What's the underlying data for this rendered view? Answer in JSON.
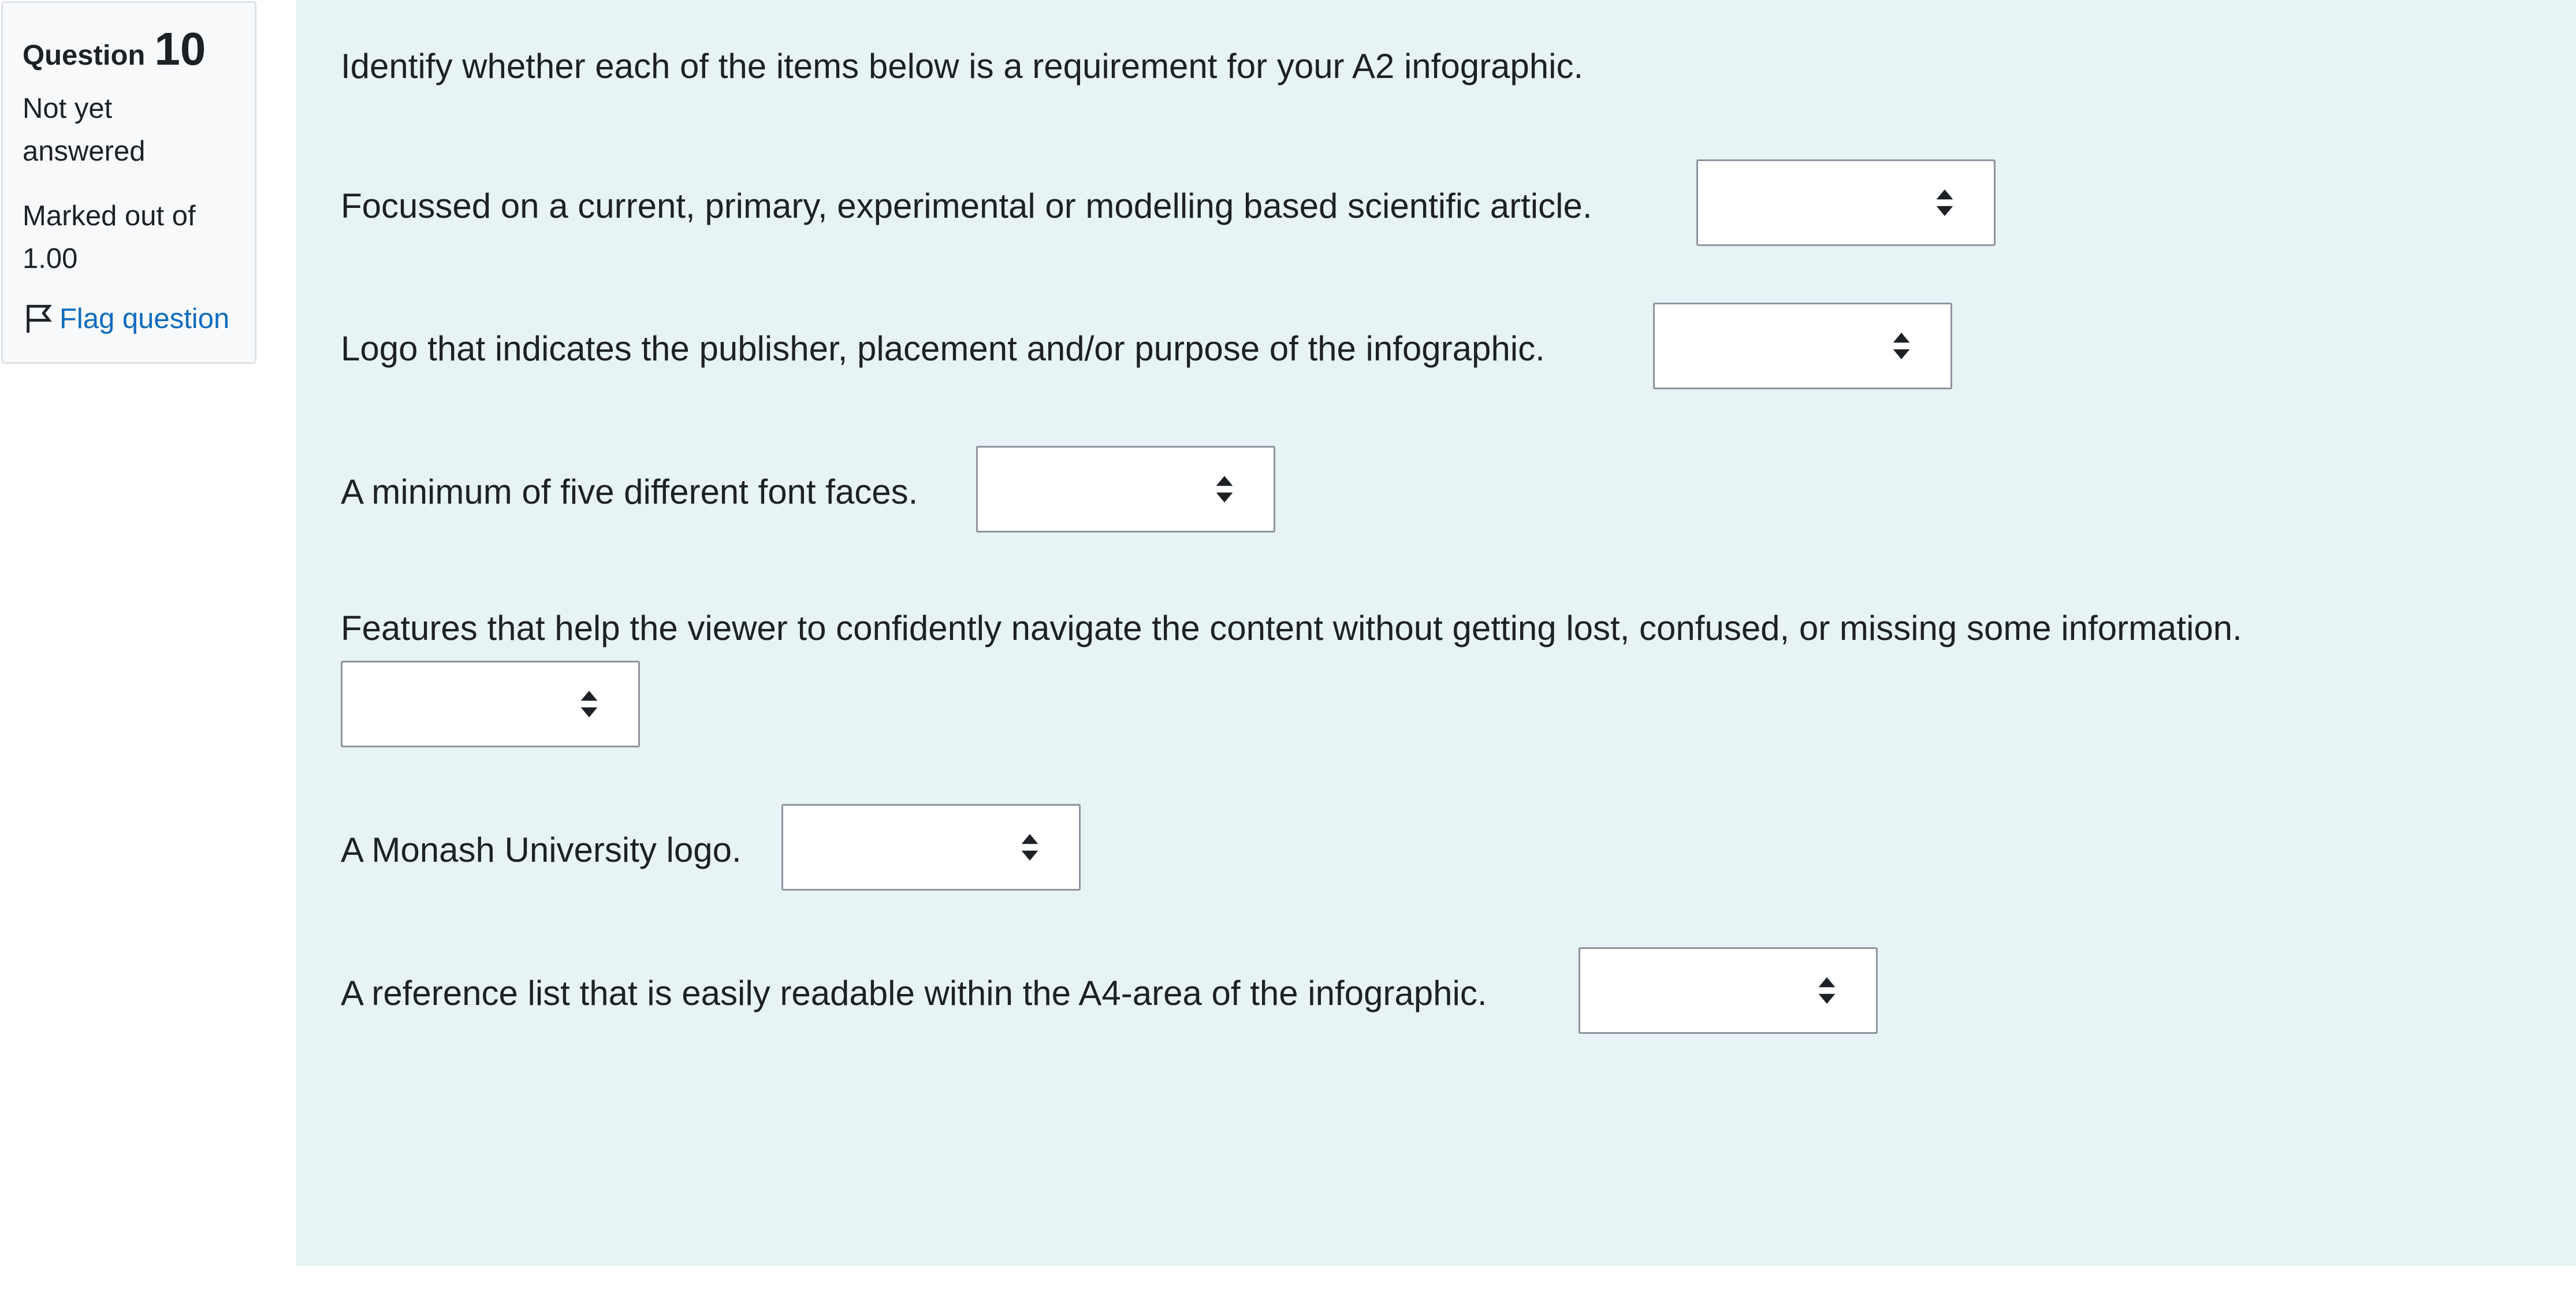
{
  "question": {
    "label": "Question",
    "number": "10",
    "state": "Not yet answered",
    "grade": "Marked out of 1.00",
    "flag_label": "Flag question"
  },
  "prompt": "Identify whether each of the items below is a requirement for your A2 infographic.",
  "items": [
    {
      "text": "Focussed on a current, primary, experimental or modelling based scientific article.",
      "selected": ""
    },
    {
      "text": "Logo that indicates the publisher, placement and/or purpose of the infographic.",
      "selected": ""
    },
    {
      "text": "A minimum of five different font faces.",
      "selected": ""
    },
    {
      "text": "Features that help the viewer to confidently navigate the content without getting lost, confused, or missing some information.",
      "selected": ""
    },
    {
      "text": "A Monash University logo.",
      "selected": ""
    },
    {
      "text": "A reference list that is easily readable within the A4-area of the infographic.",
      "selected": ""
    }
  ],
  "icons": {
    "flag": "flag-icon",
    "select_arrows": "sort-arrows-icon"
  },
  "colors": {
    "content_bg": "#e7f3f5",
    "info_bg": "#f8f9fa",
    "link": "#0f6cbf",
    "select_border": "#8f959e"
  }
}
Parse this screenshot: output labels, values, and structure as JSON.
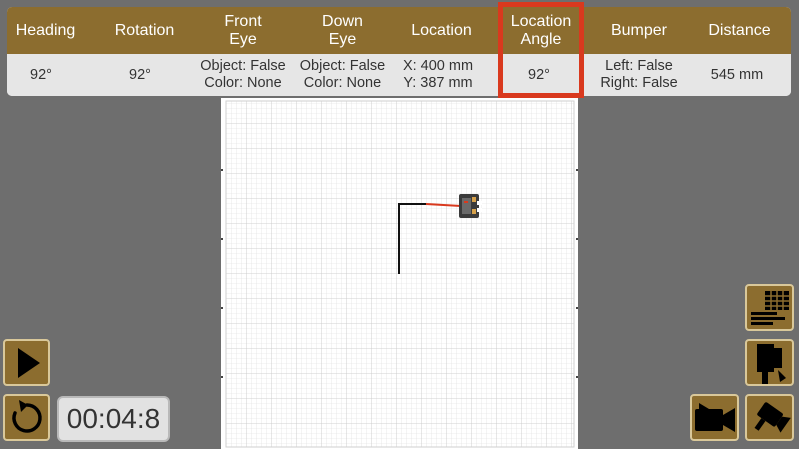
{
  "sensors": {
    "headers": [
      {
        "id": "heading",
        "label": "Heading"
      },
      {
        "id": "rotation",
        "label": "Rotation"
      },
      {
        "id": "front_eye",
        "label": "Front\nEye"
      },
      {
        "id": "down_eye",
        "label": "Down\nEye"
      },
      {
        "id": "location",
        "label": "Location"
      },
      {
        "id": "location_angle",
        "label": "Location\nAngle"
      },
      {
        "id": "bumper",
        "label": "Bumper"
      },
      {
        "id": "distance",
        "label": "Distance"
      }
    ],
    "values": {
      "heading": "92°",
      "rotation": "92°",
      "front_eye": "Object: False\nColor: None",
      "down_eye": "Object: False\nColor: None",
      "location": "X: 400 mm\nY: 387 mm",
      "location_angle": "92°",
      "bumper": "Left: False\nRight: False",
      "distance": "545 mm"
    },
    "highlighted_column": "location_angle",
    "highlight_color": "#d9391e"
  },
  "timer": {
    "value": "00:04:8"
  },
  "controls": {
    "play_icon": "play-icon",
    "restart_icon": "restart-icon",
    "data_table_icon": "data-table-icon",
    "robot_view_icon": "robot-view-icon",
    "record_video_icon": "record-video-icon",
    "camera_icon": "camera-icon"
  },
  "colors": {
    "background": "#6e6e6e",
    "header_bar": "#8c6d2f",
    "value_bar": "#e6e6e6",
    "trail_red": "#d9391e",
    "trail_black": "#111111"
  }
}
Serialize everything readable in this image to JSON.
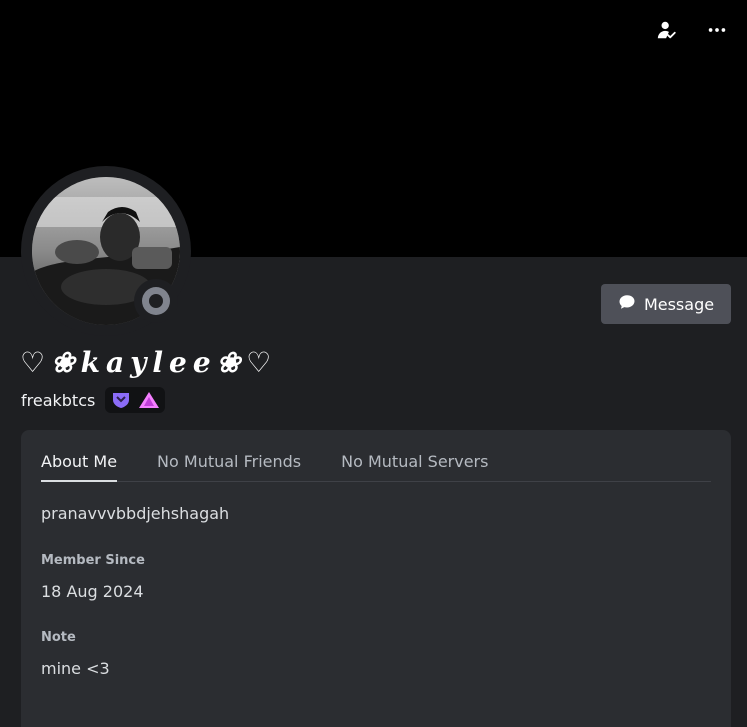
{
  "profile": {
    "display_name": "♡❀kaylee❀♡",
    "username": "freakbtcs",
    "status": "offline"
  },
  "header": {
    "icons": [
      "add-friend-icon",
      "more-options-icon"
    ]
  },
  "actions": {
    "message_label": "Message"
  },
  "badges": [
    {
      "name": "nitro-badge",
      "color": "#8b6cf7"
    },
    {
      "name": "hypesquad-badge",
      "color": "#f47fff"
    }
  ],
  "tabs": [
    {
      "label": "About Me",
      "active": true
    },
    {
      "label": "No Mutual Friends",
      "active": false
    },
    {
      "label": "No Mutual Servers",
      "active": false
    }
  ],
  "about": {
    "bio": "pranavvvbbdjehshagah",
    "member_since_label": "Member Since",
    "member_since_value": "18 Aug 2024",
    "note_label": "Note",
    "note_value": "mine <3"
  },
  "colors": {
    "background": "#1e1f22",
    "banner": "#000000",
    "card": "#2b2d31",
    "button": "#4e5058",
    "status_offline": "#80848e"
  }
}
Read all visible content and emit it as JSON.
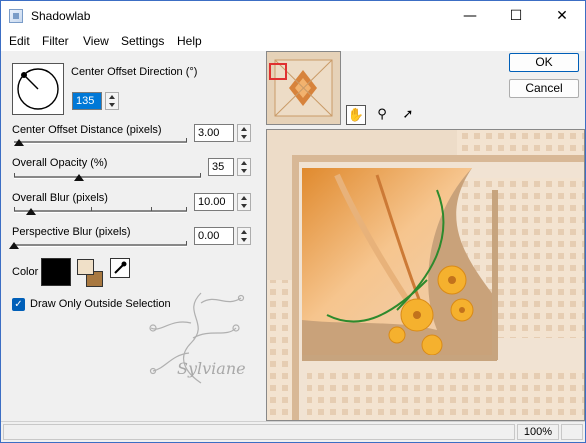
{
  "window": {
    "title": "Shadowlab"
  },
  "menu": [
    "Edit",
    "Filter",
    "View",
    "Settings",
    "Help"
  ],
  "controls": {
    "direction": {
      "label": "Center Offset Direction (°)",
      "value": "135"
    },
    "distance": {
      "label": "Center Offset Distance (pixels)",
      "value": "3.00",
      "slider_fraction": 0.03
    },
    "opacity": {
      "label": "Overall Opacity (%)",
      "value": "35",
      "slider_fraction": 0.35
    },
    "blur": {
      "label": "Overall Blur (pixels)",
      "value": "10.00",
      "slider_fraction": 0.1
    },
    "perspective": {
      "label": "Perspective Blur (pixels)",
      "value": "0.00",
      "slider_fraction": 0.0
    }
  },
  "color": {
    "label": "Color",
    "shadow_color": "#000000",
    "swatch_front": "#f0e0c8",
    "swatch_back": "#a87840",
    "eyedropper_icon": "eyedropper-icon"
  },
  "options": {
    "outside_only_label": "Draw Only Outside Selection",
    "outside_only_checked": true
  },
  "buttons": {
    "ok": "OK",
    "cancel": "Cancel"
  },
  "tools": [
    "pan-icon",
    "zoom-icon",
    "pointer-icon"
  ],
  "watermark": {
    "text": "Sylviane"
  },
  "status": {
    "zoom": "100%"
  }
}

○ ○ ○

Task requirements ::
Repeat the material above verbatim. Leave the pictures behind.

Solved problem ::
What's the underlying data for this rendered view? Answer in JSON.
{
  "question": {
    "label": "Question",
    "number": "10",
    "state": "Not yet answered",
    "grade": "Marked out of 1.00",
    "flag_label": "Flag question"
  },
  "prompt": "Identify whether each of the items below is a requirement for your A2 infographic.",
  "items": [
    {
      "text": "Focussed on a current, primary, experimental or modelling based scientific article.",
      "selected": ""
    },
    {
      "text": "Logo that indicates the publisher, placement and/or purpose of the infographic.",
      "selected": ""
    },
    {
      "text": "A minimum of five different font faces.",
      "selected": ""
    },
    {
      "text": "Features that help the viewer to confidently navigate the content without getting lost, confused, or missing some information.",
      "selected": ""
    },
    {
      "text": "A Monash University logo.",
      "selected": ""
    },
    {
      "text": "A reference list that is easily readable within the A4-area of the infographic.",
      "selected": ""
    }
  ],
  "icons": {
    "flag": "flag-icon",
    "select_arrows": "sort-arrows-icon"
  },
  "colors": {
    "content_bg": "#e7f3f5",
    "info_bg": "#f8f9fa",
    "link": "#0f6cbf",
    "select_border": "#8f959e"
  }
}
Parse this screenshot: output labels, values, and structure as JSON.
{
  "sensors": {
    "headers": [
      {
        "id": "heading",
        "label": "Heading"
      },
      {
        "id": "rotation",
        "label": "Rotation"
      },
      {
        "id": "front_eye",
        "label": "Front\nEye"
      },
      {
        "id": "down_eye",
        "label": "Down\nEye"
      },
      {
        "id": "location",
        "label": "Location"
      },
      {
        "id": "location_angle",
        "label": "Location\nAngle"
      },
      {
        "id": "bumper",
        "label": "Bumper"
      },
      {
        "id": "distance",
        "label": "Distance"
      }
    ],
    "values": {
      "heading": "92°",
      "rotation": "92°",
      "front_eye": "Object: False\nColor: None",
      "down_eye": "Object: False\nColor: None",
      "location": "X: 400 mm\nY: 387 mm",
      "location_angle": "92°",
      "bumper": "Left: False\nRight: False",
      "distance": "545 mm"
    },
    "highlighted_column": "location_angle",
    "highlight_color": "#d9391e"
  },
  "timer": {
    "value": "00:04:8"
  },
  "controls": {
    "play_icon": "play-icon",
    "restart_icon": "restart-icon",
    "data_table_icon": "data-table-icon",
    "robot_view_icon": "robot-view-icon",
    "record_video_icon": "record-video-icon",
    "camera_icon": "camera-icon"
  },
  "colors": {
    "background": "#6e6e6e",
    "header_bar": "#8c6d2f",
    "value_bar": "#e6e6e6",
    "trail_red": "#d9391e",
    "trail_black": "#111111"
  }
}
Serialize everything readable in this image to JSON.
{
  "profile": {
    "display_name": "♡❀kaylee❀♡",
    "username": "freakbtcs",
    "status": "offline"
  },
  "header": {
    "icons": [
      "add-friend-icon",
      "more-options-icon"
    ]
  },
  "actions": {
    "message_label": "Message"
  },
  "badges": [
    {
      "name": "nitro-badge",
      "color": "#8b6cf7"
    },
    {
      "name": "hypesquad-badge",
      "color": "#f47fff"
    }
  ],
  "tabs": [
    {
      "label": "About Me",
      "active": true
    },
    {
      "label": "No Mutual Friends",
      "active": false
    },
    {
      "label": "No Mutual Servers",
      "active": false
    }
  ],
  "about": {
    "bio": "pranavvvbbdjehshagah",
    "member_since_label": "Member Since",
    "member_since_value": "18 Aug 2024",
    "note_label": "Note",
    "note_value": "mine <3"
  },
  "colors": {
    "background": "#1e1f22",
    "banner": "#000000",
    "card": "#2b2d31",
    "button": "#4e5058",
    "status_offline": "#80848e"
  }
}
Read all visible content and emit it as JSON.
{
  "window": {
    "title": "Shadowlab"
  },
  "menu": [
    "Edit",
    "Filter",
    "View",
    "Settings",
    "Help"
  ],
  "controls": {
    "direction": {
      "label": "Center Offset Direction (°)",
      "value": "135"
    },
    "distance": {
      "label": "Center Offset Distance (pixels)",
      "value": "3.00",
      "slider_fraction": 0.03
    },
    "opacity": {
      "label": "Overall Opacity (%)",
      "value": "35",
      "slider_fraction": 0.35
    },
    "blur": {
      "label": "Overall Blur (pixels)",
      "value": "10.00",
      "slider_fraction": 0.1
    },
    "perspective": {
      "label": "Perspective Blur (pixels)",
      "value": "0.00",
      "slider_fraction": 0.0
    }
  },
  "color": {
    "label": "Color",
    "shadow_color": "#000000",
    "swatch_front": "#f0e0c8",
    "swatch_back": "#a87840",
    "eyedropper_icon": "eyedropper-icon"
  },
  "options": {
    "outside_only_label": "Draw Only Outside Selection",
    "outside_only_checked": true
  },
  "buttons": {
    "ok": "OK",
    "cancel": "Cancel"
  },
  "tools": [
    "pan-icon",
    "zoom-icon",
    "pointer-icon"
  ],
  "watermark": {
    "text": "Sylviane"
  },
  "status": {
    "zoom": "100%"
  }
}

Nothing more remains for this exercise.